--- start Recorded information ---

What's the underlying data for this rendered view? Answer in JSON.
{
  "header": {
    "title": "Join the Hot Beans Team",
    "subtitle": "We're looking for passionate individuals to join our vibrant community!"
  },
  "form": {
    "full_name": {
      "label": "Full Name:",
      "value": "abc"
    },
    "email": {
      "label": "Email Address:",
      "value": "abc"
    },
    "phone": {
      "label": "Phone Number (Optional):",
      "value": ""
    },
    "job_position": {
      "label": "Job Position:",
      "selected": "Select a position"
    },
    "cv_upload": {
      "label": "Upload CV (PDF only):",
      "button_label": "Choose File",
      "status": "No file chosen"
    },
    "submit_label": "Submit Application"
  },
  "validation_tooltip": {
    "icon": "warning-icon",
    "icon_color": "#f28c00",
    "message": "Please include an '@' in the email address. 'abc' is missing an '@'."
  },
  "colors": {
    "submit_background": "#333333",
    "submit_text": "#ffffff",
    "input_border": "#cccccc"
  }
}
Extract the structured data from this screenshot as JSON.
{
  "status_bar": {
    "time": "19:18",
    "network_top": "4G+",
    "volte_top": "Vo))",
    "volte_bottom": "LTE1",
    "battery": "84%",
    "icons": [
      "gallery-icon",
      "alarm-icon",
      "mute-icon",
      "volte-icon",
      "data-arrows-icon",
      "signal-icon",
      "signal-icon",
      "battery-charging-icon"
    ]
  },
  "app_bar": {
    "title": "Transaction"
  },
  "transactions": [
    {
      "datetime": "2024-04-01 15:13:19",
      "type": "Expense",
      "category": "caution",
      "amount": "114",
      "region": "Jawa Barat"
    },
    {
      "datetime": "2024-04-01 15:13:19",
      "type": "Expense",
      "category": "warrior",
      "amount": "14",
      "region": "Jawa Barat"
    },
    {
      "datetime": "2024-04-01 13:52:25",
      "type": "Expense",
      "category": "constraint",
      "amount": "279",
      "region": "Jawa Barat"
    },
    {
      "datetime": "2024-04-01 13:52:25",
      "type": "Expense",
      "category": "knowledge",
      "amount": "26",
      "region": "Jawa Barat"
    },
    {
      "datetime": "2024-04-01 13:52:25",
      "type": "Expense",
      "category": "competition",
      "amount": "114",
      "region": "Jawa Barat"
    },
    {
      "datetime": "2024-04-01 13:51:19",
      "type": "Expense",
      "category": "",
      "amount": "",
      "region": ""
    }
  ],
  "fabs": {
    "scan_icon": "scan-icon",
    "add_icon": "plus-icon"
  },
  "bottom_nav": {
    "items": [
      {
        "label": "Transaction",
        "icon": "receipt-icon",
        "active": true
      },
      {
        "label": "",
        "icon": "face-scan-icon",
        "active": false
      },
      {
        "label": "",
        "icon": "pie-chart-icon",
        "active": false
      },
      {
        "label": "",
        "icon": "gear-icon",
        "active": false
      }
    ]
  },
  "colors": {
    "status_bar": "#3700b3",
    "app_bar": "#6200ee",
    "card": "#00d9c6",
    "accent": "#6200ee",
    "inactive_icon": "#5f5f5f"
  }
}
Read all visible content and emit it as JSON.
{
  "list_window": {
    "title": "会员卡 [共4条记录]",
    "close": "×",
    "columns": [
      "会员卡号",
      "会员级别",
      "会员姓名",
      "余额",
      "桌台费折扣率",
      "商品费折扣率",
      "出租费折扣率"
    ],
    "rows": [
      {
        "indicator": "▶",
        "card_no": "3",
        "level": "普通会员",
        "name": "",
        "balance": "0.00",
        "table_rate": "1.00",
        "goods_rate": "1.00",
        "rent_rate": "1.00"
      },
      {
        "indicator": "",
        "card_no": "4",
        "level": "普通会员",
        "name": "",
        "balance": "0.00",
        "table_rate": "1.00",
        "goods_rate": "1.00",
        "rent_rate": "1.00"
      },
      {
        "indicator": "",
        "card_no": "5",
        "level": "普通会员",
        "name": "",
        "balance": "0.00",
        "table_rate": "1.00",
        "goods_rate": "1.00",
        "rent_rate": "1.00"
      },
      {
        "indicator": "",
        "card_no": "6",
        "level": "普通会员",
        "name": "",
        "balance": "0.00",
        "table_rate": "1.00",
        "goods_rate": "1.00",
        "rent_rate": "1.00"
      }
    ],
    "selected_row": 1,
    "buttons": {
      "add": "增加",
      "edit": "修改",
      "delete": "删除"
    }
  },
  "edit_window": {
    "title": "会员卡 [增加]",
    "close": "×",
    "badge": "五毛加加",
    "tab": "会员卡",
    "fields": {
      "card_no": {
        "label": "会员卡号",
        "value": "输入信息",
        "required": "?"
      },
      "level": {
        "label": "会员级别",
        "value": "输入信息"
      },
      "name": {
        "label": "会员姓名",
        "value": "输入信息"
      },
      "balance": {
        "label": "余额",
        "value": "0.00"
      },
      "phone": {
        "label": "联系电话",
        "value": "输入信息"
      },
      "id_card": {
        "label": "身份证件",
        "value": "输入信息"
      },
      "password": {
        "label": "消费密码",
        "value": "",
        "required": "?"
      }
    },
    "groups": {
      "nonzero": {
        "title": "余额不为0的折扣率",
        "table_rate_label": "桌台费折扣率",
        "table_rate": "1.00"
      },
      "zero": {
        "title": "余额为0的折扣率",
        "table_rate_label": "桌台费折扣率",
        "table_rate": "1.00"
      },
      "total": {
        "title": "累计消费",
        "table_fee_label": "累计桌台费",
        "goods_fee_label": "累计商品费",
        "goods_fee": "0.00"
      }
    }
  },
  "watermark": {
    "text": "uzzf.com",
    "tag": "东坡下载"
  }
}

--- end Recorded information ---

**Short exercise:**
Output the records verbatim, from the first line to the last.

**Correct response:**
What's the underlying data for this rendered view? Answer in JSON.
{
  "header": {
    "title": "Join the Hot Beans Team",
    "subtitle": "We're looking for passionate individuals to join our vibrant community!"
  },
  "form": {
    "full_name": {
      "label": "Full Name:",
      "value": "abc"
    },
    "email": {
      "label": "Email Address:",
      "value": "abc"
    },
    "phone": {
      "label": "Phone Number (Optional):",
      "value": ""
    },
    "job_position": {
      "label": "Job Position:",
      "selected": "Select a position"
    },
    "cv_upload": {
      "label": "Upload CV (PDF only):",
      "button_label": "Choose File",
      "status": "No file chosen"
    },
    "submit_label": "Submit Application"
  },
  "validation_tooltip": {
    "icon": "warning-icon",
    "icon_color": "#f28c00",
    "message": "Please include an '@' in the email address. 'abc' is missing an '@'."
  },
  "colors": {
    "submit_background": "#333333",
    "submit_text": "#ffffff",
    "input_border": "#cccccc"
  }
}
Extract the structured data from this screenshot as JSON.
{
  "status_bar": {
    "time": "19:18",
    "network_top": "4G+",
    "volte_top": "Vo))",
    "volte_bottom": "LTE1",
    "battery": "84%",
    "icons": [
      "gallery-icon",
      "alarm-icon",
      "mute-icon",
      "volte-icon",
      "data-arrows-icon",
      "signal-icon",
      "signal-icon",
      "battery-charging-icon"
    ]
  },
  "app_bar": {
    "title": "Transaction"
  },
  "transactions": [
    {
      "datetime": "2024-04-01 15:13:19",
      "type": "Expense",
      "category": "caution",
      "amount": "114",
      "region": "Jawa Barat"
    },
    {
      "datetime": "2024-04-01 15:13:19",
      "type": "Expense",
      "category": "warrior",
      "amount": "14",
      "region": "Jawa Barat"
    },
    {
      "datetime": "2024-04-01 13:52:25",
      "type": "Expense",
      "category": "constraint",
      "amount": "279",
      "region": "Jawa Barat"
    },
    {
      "datetime": "2024-04-01 13:52:25",
      "type": "Expense",
      "category": "knowledge",
      "amount": "26",
      "region": "Jawa Barat"
    },
    {
      "datetime": "2024-04-01 13:52:25",
      "type": "Expense",
      "category": "competition",
      "amount": "114",
      "region": "Jawa Barat"
    },
    {
      "datetime": "2024-04-01 13:51:19",
      "type": "Expense",
      "category": "",
      "amount": "",
      "region": ""
    }
  ],
  "fabs": {
    "scan_icon": "scan-icon",
    "add_icon": "plus-icon"
  },
  "bottom_nav": {
    "items": [
      {
        "label": "Transaction",
        "icon": "receipt-icon",
        "active": true
      },
      {
        "label": "",
        "icon": "face-scan-icon",
        "active": false
      },
      {
        "label": "",
        "icon": "pie-chart-icon",
        "active": false
      },
      {
        "label": "",
        "icon": "gear-icon",
        "active": false
      }
    ]
  },
  "colors": {
    "status_bar": "#3700b3",
    "app_bar": "#6200ee",
    "card": "#00d9c6",
    "accent": "#6200ee",
    "inactive_icon": "#5f5f5f"
  }
}
Read all visible content and emit it as JSON.
{
  "list_window": {
    "title": "会员卡 [共4条记录]",
    "close": "×",
    "columns": [
      "会员卡号",
      "会员级别",
      "会员姓名",
      "余额",
      "桌台费折扣率",
      "商品费折扣率",
      "出租费折扣率"
    ],
    "rows": [
      {
        "indicator": "▶",
        "card_no": "3",
        "level": "普通会员",
        "name": "",
        "balance": "0.00",
        "table_rate": "1.00",
        "goods_rate": "1.00",
        "rent_rate": "1.00"
      },
      {
        "indicator": "",
        "card_no": "4",
        "level": "普通会员",
        "name": "",
        "balance": "0.00",
        "table_rate": "1.00",
        "goods_rate": "1.00",
        "rent_rate": "1.00"
      },
      {
        "indicator": "",
        "card_no": "5",
        "level": "普通会员",
        "name": "",
        "balance": "0.00",
        "table_rate": "1.00",
        "goods_rate": "1.00",
        "rent_rate": "1.00"
      },
      {
        "indicator": "",
        "card_no": "6",
        "level": "普通会员",
        "name": "",
        "balance": "0.00",
        "table_rate": "1.00",
        "goods_rate": "1.00",
        "rent_rate": "1.00"
      }
    ],
    "selected_row": 1,
    "buttons": {
      "add": "增加",
      "edit": "修改",
      "delete": "删除"
    }
  },
  "edit_window": {
    "title": "会员卡 [增加]",
    "close": "×",
    "badge": "五毛加加",
    "tab": "会员卡",
    "fields": {
      "card_no": {
        "label": "会员卡号",
        "value": "输入信息",
        "required": "?"
      },
      "level": {
        "label": "会员级别",
        "value": "输入信息"
      },
      "name": {
        "label": "会员姓名",
        "value": "输入信息"
      },
      "balance": {
        "label": "余额",
        "value": "0.00"
      },
      "phone": {
        "label": "联系电话",
        "value": "输入信息"
      },
      "id_card": {
        "label": "身份证件",
        "value": "输入信息"
      },
      "password": {
        "label": "消费密码",
        "value": "",
        "required": "?"
      }
    },
    "groups": {
      "nonzero": {
        "title": "余额不为0的折扣率",
        "table_rate_label": "桌台费折扣率",
        "table_rate": "1.00"
      },
      "zero": {
        "title": "余额为0的折扣率",
        "table_rate_label": "桌台费折扣率",
        "table_rate": "1.00"
      },
      "total": {
        "title": "累计消费",
        "table_fee_label": "累计桌台费",
        "goods_fee_label": "累计商品费",
        "goods_fee": "0.00"
      }
    }
  },
  "watermark": {
    "text": "uzzf.com",
    "tag": "东坡下载"
  }
}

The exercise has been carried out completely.